▶ _Task requirements_
How many of the lines here include "Heliocentric"? Answer with a single number.

* start Data extract *

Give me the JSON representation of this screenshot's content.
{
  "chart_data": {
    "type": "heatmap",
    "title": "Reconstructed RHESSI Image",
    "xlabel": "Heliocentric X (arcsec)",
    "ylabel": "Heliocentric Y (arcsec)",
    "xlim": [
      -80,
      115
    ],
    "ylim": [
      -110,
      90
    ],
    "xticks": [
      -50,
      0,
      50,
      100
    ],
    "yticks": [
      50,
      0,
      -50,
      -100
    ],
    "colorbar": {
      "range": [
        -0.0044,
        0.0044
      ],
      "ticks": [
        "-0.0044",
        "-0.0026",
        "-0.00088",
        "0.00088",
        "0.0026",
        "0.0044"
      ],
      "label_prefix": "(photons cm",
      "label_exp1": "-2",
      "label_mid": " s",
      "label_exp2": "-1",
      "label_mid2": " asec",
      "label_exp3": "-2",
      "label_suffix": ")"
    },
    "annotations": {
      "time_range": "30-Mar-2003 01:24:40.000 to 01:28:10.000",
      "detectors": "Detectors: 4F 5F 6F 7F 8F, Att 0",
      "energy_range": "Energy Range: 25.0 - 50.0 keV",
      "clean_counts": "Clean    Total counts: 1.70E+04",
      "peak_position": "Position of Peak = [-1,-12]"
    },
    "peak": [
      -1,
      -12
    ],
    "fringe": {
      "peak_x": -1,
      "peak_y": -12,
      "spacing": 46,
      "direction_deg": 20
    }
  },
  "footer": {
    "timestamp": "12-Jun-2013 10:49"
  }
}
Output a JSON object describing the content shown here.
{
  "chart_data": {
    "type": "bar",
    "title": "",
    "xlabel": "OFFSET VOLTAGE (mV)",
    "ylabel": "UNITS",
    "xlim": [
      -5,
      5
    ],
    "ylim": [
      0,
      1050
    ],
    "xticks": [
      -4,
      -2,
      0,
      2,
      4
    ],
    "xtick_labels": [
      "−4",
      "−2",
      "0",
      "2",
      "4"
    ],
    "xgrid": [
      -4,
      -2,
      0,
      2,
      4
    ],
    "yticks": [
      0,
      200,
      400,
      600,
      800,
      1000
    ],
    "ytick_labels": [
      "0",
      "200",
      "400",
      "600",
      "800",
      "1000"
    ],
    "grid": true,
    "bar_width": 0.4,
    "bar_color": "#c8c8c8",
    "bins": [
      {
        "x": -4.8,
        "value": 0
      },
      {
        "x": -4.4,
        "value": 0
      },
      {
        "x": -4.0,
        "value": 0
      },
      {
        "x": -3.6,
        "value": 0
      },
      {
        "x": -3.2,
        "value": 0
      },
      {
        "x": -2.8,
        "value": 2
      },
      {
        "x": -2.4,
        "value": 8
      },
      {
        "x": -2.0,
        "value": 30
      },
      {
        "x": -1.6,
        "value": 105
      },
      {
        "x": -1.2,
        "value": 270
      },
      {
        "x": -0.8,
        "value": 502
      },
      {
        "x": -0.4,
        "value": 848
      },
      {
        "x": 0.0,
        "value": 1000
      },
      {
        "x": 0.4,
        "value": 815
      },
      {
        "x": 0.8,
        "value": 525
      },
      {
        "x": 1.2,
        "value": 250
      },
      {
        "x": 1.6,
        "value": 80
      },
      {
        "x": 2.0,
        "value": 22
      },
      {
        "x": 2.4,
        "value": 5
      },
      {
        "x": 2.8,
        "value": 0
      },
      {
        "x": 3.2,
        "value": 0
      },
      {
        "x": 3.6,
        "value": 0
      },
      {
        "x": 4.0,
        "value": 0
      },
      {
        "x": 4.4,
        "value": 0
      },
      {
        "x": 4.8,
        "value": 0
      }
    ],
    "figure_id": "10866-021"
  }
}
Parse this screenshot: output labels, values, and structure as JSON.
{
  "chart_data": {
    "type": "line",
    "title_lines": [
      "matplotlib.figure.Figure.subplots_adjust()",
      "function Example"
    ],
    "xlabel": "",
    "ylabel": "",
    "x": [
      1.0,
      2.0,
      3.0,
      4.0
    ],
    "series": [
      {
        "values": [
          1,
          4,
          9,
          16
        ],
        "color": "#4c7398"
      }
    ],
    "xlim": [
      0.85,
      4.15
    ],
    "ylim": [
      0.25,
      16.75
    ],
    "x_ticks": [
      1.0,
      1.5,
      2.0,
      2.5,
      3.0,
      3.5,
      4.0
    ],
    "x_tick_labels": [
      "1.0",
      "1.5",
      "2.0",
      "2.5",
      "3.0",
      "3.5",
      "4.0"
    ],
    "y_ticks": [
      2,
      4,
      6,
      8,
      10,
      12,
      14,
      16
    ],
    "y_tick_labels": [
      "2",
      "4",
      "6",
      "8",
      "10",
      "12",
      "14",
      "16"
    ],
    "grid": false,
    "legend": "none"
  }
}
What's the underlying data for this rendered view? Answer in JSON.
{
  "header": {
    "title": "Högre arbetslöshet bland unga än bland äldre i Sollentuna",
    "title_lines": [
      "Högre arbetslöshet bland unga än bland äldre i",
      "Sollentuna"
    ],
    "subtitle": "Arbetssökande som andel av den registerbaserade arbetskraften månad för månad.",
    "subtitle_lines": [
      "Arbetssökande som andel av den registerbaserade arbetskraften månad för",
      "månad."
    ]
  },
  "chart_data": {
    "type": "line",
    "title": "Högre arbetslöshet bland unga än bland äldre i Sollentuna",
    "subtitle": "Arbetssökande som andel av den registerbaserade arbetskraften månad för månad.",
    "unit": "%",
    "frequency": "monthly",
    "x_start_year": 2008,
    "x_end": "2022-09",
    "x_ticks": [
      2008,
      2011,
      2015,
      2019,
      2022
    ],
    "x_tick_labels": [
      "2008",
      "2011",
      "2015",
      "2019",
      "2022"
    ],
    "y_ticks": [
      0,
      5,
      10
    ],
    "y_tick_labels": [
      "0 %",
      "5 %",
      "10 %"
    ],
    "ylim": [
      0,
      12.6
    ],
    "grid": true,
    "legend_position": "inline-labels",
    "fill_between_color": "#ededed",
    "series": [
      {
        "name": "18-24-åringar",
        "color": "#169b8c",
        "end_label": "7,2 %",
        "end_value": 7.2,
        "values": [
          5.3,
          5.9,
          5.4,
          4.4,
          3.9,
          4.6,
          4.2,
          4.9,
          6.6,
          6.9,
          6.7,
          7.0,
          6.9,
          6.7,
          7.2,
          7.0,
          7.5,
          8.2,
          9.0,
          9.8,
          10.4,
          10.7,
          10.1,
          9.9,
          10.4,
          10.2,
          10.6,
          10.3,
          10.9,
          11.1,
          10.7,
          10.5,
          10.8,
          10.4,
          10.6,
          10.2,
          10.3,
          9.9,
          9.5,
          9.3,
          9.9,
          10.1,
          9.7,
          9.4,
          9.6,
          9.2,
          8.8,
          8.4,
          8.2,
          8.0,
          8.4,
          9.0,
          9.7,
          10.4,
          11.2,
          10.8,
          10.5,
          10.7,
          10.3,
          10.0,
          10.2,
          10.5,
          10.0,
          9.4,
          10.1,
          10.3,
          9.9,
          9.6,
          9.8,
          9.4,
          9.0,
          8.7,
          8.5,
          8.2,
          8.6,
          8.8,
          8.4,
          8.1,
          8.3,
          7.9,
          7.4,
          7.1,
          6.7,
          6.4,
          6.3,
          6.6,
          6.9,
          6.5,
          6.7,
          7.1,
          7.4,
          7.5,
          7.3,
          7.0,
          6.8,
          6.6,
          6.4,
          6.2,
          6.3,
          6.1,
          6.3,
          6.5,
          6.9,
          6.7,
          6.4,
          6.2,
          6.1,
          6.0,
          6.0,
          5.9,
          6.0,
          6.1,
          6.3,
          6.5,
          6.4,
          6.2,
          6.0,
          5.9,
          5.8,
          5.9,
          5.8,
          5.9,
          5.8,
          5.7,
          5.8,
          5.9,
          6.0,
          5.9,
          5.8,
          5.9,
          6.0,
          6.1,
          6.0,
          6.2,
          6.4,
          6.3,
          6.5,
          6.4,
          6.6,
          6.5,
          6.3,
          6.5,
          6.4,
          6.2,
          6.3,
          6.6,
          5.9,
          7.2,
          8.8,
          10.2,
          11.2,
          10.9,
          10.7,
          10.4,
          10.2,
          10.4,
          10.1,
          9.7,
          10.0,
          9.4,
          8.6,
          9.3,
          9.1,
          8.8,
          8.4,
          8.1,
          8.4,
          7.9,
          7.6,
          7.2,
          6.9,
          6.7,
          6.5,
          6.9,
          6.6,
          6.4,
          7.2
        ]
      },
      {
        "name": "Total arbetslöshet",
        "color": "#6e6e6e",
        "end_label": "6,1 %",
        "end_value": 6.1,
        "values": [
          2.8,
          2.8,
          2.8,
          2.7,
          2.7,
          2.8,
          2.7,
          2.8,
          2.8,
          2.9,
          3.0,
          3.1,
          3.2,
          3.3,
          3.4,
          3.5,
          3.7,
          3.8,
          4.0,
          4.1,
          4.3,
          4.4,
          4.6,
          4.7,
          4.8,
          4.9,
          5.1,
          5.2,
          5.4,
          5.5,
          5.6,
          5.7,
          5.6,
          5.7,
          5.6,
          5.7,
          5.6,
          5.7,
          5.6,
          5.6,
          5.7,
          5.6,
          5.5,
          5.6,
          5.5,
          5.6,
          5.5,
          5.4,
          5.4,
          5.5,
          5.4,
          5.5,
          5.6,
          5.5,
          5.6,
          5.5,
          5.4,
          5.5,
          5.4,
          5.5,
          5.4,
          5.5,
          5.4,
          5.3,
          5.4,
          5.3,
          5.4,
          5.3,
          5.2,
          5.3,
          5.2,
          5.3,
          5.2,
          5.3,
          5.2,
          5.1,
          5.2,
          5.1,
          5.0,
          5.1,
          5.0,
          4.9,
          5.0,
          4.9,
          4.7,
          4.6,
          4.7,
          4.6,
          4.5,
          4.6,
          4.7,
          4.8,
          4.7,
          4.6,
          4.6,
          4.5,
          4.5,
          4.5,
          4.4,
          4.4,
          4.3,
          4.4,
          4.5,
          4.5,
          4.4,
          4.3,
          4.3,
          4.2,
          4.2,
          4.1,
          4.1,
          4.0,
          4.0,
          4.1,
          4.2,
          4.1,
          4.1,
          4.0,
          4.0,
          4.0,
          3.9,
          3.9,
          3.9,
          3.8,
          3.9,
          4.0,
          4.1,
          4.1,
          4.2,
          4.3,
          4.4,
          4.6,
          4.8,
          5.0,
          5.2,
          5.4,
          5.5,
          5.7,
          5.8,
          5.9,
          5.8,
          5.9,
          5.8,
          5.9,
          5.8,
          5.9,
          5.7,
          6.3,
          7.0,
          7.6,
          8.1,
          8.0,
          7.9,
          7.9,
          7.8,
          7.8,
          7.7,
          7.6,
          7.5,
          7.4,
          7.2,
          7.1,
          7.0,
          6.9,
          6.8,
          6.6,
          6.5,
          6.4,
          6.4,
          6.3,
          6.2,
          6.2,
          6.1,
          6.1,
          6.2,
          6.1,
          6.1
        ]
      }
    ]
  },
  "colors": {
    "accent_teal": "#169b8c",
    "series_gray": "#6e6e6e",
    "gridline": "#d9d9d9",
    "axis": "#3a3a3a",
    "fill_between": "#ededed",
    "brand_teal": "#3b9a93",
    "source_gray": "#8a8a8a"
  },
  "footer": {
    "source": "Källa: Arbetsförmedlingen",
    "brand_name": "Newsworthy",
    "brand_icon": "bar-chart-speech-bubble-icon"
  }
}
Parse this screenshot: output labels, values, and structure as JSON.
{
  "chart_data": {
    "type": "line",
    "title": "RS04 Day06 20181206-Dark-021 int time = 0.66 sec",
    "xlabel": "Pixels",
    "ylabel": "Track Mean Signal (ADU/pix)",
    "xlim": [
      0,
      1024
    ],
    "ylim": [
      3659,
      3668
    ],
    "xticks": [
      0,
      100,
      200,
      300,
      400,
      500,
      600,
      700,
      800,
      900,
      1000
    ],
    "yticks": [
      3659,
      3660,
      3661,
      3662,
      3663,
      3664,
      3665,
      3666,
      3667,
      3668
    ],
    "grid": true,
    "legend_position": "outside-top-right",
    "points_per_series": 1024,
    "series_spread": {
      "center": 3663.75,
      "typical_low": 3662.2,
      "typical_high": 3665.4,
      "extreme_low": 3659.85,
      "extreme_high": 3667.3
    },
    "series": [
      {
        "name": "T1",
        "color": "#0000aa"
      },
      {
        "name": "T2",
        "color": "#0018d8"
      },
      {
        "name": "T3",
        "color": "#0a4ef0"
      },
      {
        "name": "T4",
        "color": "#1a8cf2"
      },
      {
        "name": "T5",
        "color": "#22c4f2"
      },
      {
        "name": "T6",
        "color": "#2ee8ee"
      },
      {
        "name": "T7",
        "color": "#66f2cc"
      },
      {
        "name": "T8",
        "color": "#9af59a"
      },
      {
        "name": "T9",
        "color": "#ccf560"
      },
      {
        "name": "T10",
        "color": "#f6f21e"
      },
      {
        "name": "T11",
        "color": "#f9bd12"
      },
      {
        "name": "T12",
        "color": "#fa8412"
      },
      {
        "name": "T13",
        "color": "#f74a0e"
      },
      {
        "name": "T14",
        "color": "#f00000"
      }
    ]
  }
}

* end Data extract *

▶ _Response for this exercise_
2